(Collection entries)
# # # # # # #

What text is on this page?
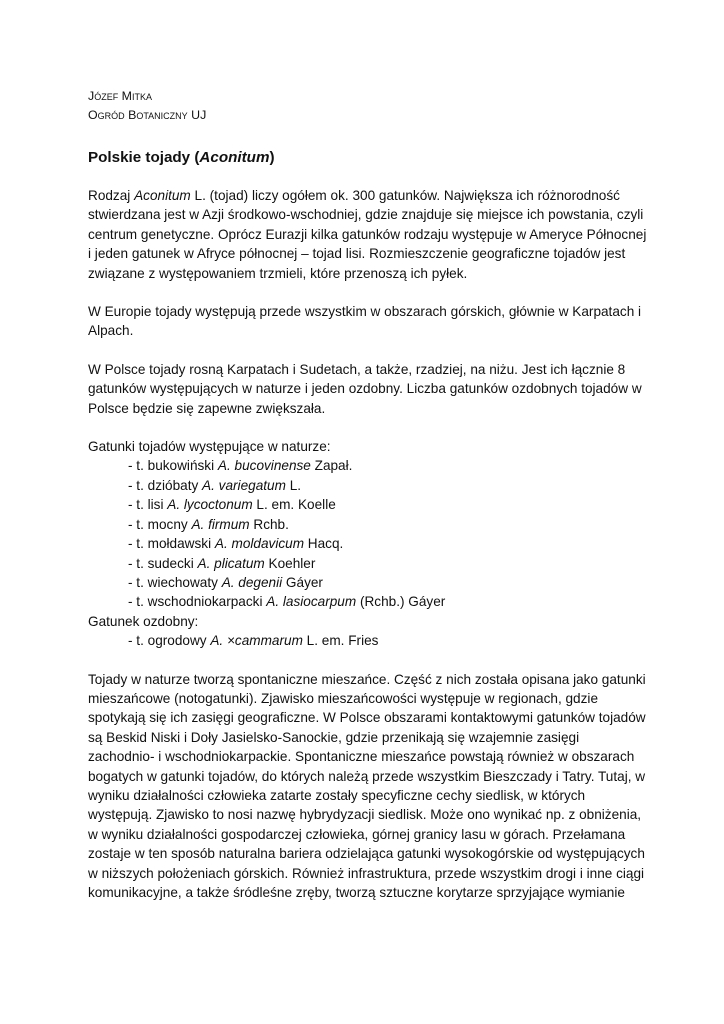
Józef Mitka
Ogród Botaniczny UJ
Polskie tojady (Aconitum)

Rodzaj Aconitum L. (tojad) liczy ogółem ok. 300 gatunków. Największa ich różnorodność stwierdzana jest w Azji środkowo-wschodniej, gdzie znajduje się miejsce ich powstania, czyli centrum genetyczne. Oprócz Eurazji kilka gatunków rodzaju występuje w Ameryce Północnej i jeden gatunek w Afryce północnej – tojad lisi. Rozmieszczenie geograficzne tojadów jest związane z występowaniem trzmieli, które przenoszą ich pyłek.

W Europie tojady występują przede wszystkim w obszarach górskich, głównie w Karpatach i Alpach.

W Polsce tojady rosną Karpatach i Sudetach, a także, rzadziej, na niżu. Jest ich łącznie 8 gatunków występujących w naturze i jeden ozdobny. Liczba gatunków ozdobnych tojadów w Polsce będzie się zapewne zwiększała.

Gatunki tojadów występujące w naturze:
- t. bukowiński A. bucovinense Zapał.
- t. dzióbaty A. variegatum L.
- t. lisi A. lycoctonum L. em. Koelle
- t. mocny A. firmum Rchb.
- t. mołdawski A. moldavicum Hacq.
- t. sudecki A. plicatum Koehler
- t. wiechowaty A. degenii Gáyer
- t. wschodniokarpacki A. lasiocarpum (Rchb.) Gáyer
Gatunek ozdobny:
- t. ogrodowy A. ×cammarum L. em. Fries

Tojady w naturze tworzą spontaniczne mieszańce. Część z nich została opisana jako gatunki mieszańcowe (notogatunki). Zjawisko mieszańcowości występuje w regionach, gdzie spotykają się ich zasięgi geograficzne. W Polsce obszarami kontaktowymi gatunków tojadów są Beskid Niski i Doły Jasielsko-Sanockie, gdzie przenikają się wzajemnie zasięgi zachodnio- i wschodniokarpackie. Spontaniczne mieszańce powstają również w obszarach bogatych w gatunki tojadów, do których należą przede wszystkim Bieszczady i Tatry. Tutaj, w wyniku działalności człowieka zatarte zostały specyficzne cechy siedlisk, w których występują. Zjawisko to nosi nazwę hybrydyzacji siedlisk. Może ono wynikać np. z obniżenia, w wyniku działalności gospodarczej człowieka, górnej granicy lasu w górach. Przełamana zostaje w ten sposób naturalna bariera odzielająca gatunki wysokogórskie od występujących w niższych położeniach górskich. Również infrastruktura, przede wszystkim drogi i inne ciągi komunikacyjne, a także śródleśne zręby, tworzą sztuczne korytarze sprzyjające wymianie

# # # # # # #

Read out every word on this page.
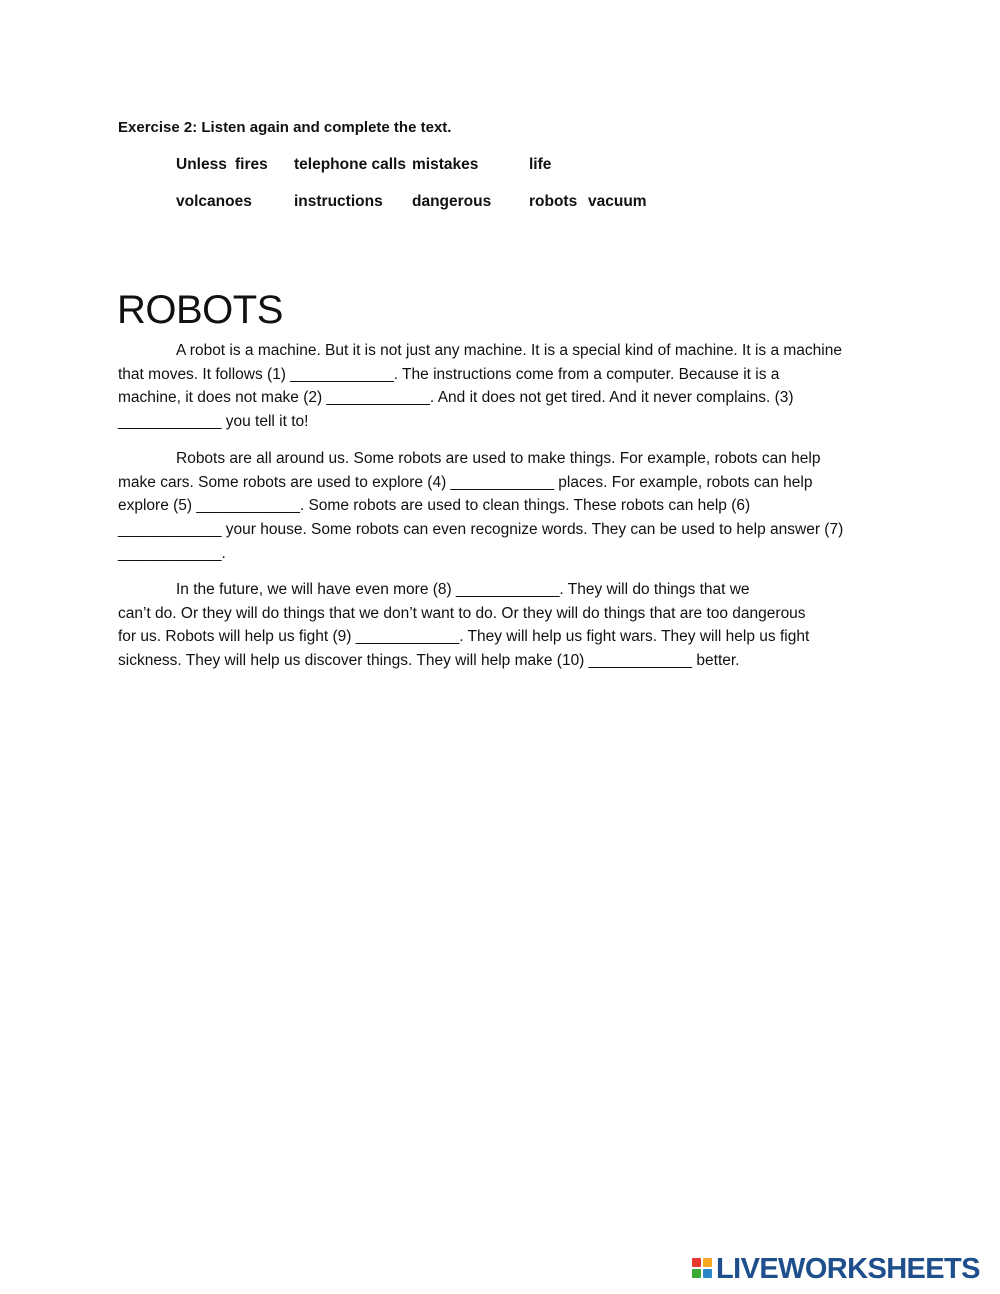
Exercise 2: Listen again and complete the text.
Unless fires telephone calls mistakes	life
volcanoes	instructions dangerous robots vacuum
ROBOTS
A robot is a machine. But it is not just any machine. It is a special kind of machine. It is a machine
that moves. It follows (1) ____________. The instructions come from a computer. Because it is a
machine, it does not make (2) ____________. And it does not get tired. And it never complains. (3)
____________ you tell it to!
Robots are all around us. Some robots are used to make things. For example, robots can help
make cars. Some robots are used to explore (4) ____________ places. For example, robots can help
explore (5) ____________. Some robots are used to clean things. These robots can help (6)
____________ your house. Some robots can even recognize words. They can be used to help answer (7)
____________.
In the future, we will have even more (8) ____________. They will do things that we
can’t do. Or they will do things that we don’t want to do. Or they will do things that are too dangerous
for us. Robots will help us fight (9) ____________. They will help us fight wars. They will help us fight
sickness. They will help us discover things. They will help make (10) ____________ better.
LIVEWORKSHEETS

# # # # # # #

WHAT IS EXPECTED: Using the entries above, return each line that includes the word "machine".

SOLUTION TO THE PROBLEM:
A robot is a machine. But it is not just any machine. It is a special kind of machine. It is a machine
machine, it does not make (2) ____________. And it does not get tired. And it never complains. (3)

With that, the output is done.